**Written problem:** Find the lines holding the string "close" in the data, then copy all of them.

**Dataset rows:**
--- --- ---
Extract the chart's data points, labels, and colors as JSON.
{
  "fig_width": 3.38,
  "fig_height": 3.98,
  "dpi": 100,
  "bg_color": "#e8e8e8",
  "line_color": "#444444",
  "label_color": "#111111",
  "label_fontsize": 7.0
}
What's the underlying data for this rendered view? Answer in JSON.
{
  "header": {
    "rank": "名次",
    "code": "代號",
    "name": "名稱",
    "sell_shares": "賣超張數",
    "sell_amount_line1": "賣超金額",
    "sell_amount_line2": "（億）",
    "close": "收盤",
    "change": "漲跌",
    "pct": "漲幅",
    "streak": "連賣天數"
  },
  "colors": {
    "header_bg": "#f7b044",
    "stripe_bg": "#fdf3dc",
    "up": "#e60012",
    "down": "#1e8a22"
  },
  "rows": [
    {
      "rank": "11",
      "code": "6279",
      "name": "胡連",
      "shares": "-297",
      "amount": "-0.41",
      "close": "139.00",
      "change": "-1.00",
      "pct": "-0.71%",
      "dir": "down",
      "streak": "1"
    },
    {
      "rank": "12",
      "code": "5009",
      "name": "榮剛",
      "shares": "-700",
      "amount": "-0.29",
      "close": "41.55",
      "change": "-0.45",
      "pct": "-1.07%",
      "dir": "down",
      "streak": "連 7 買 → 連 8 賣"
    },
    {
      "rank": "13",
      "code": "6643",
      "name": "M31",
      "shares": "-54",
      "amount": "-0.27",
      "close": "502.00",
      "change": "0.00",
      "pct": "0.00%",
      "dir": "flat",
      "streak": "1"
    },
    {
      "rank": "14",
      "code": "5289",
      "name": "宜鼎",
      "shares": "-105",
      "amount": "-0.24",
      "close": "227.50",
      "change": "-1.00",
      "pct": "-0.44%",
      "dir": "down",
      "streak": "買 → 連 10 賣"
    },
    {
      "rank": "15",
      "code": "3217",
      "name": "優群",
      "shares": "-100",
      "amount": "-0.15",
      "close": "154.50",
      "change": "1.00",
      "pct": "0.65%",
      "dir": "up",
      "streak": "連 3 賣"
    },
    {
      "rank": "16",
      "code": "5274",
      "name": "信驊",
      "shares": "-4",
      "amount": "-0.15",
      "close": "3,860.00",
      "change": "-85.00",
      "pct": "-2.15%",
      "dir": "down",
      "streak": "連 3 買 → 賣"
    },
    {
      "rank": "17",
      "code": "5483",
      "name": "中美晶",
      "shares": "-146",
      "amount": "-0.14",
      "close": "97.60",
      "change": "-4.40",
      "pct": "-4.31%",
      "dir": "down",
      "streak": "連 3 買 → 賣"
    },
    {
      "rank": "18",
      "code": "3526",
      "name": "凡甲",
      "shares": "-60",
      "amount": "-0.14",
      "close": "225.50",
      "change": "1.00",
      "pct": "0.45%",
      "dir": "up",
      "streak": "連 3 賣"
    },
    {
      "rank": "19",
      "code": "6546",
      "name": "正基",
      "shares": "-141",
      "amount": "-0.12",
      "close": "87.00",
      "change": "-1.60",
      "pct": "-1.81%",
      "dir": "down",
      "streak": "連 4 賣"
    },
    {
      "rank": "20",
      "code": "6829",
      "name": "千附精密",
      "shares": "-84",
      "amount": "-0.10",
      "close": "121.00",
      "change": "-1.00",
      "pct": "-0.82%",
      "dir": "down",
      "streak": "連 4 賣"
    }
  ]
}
--- --- ---
**Solution to the exercise:**
    "close": "收盤",
      "close": "139.00",
      "close": "41.55",
      "close": "502.00",
      "close": "227.50",
      "close": "154.50",
      "close": "3,860.00",
      "close": "97.60",
      "close": "225.50",
      "close": "87.00",
      "close": "121.00",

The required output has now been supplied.